■ WHAT THE EXERCISE ASKS
Set down the data below without change, skipping the pictures it holds.

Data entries
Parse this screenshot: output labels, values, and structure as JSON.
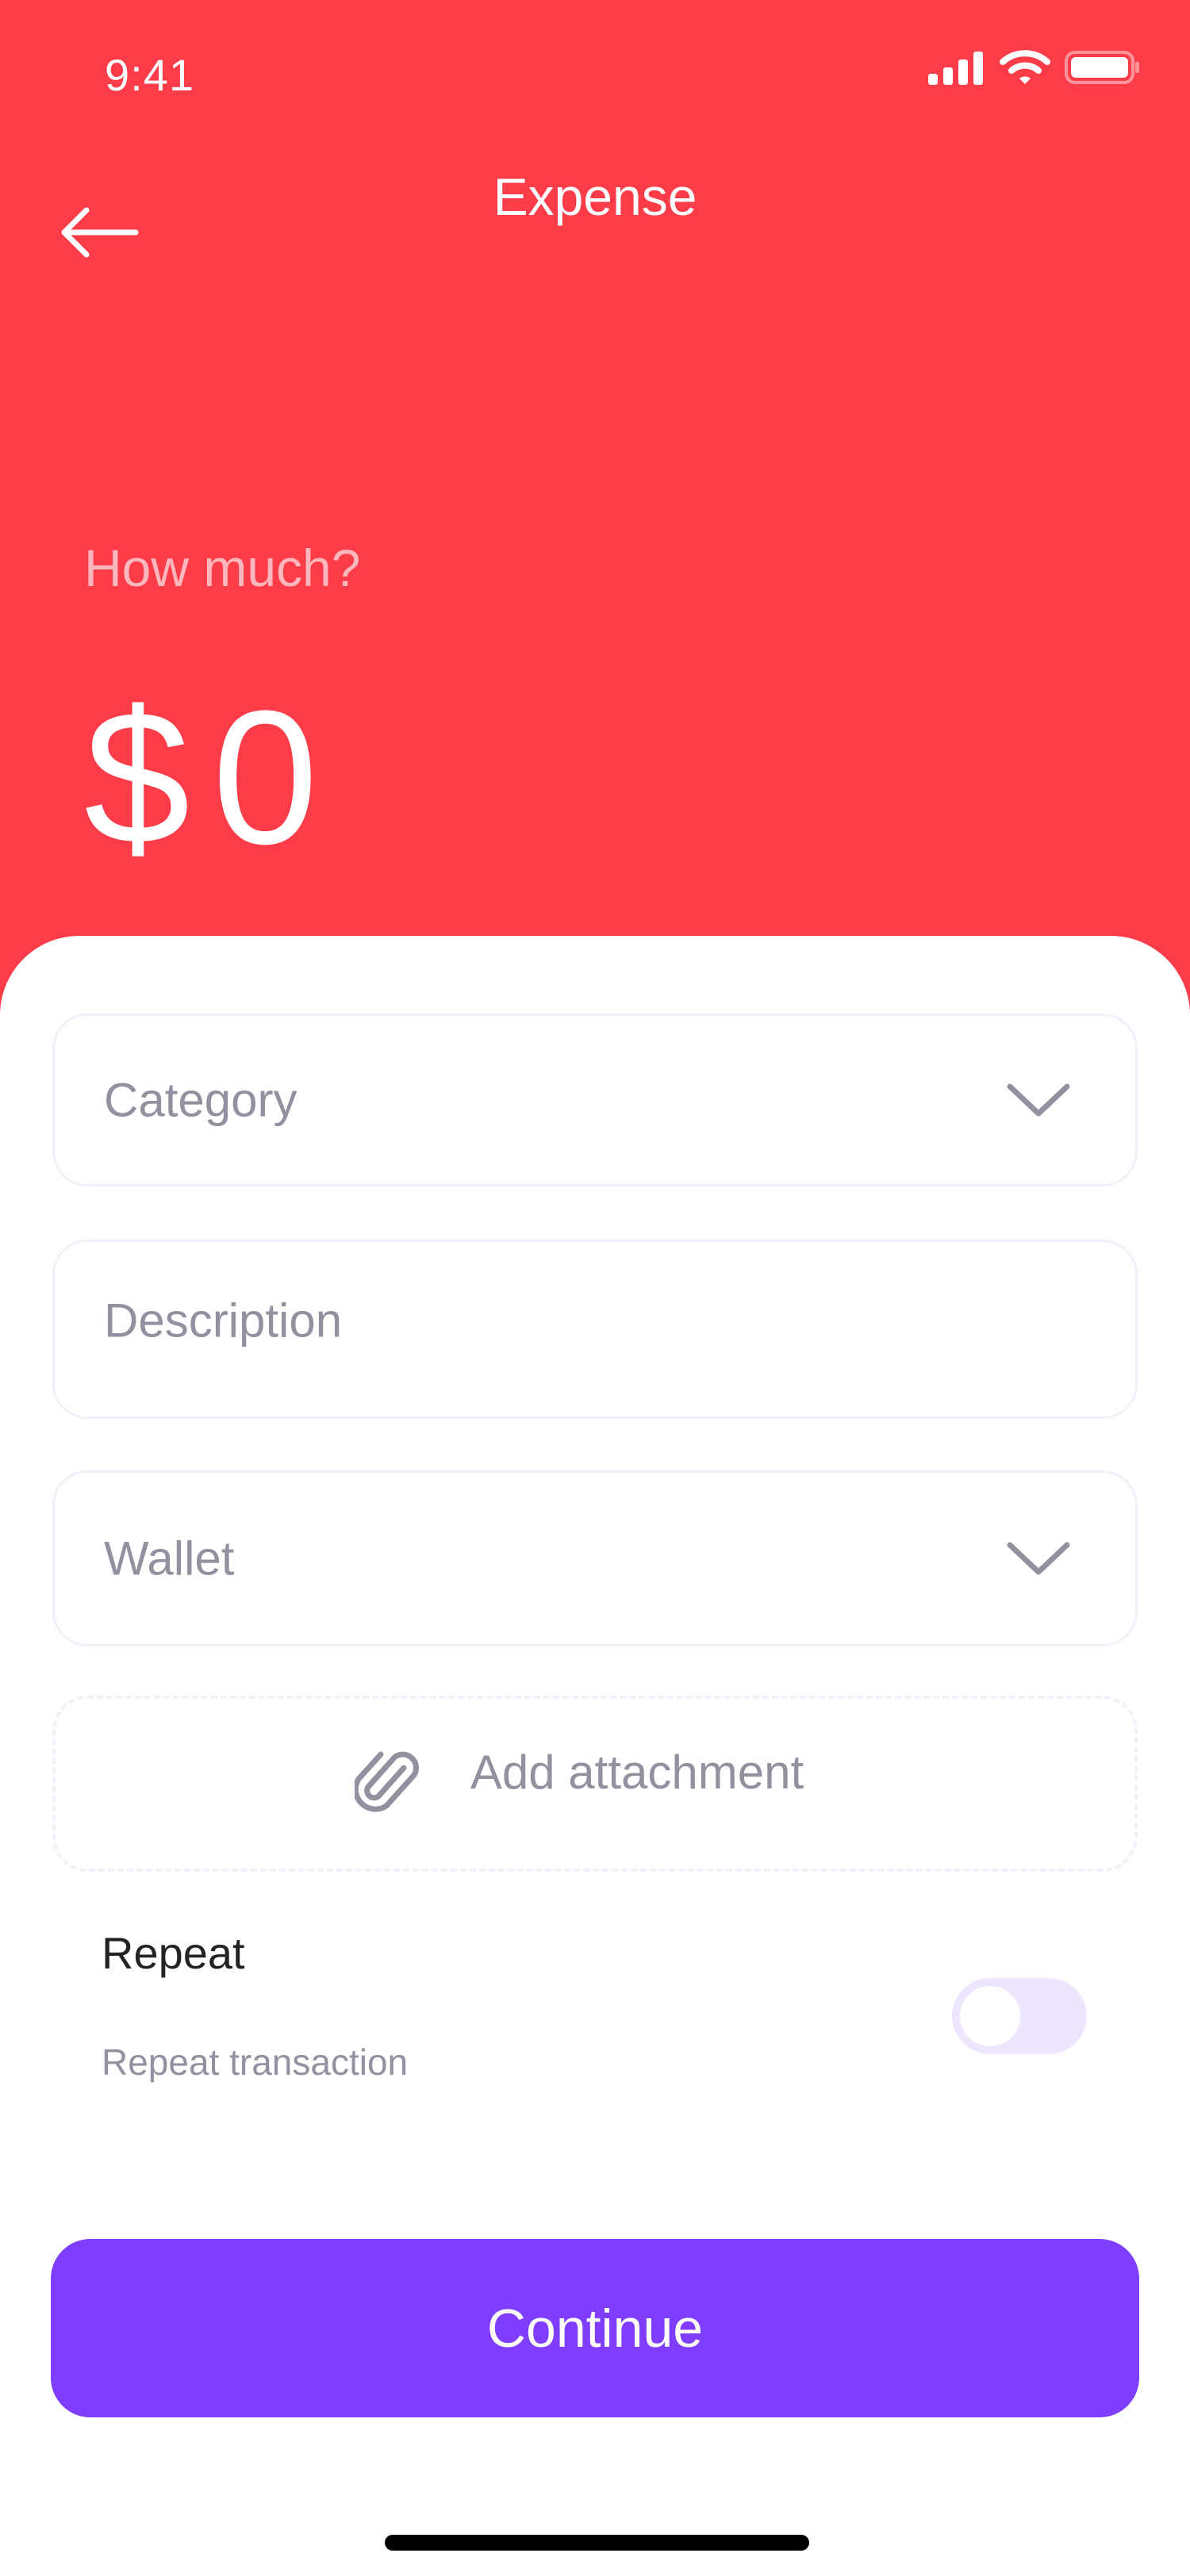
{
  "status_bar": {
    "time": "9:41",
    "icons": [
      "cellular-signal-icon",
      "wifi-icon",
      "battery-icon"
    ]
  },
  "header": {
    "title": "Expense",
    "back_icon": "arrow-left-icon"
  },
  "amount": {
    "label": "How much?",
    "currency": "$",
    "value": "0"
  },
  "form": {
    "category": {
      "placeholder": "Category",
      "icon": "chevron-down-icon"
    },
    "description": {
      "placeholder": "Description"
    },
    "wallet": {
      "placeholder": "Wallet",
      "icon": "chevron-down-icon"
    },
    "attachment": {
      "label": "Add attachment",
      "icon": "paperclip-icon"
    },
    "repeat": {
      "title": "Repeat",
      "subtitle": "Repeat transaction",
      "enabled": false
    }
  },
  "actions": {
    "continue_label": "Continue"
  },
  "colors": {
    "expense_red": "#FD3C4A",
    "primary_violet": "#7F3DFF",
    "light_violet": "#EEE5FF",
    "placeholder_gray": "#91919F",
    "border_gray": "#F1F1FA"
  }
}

■ ANSWER TO THIS TASK
Parse this screenshot: output labels, values, and structure as JSON.
{
  "status_bar": {
    "time": "9:41",
    "icons": [
      "cellular-signal-icon",
      "wifi-icon",
      "battery-icon"
    ]
  },
  "header": {
    "title": "Expense",
    "back_icon": "arrow-left-icon"
  },
  "amount": {
    "label": "How much?",
    "currency": "$",
    "value": "0"
  },
  "form": {
    "category": {
      "placeholder": "Category",
      "icon": "chevron-down-icon"
    },
    "description": {
      "placeholder": "Description"
    },
    "wallet": {
      "placeholder": "Wallet",
      "icon": "chevron-down-icon"
    },
    "attachment": {
      "label": "Add attachment",
      "icon": "paperclip-icon"
    },
    "repeat": {
      "title": "Repeat",
      "subtitle": "Repeat transaction",
      "enabled": false
    }
  },
  "actions": {
    "continue_label": "Continue"
  },
  "colors": {
    "expense_red": "#FD3C4A",
    "primary_violet": "#7F3DFF",
    "light_violet": "#EEE5FF",
    "placeholder_gray": "#91919F",
    "border_gray": "#F1F1FA"
  }
}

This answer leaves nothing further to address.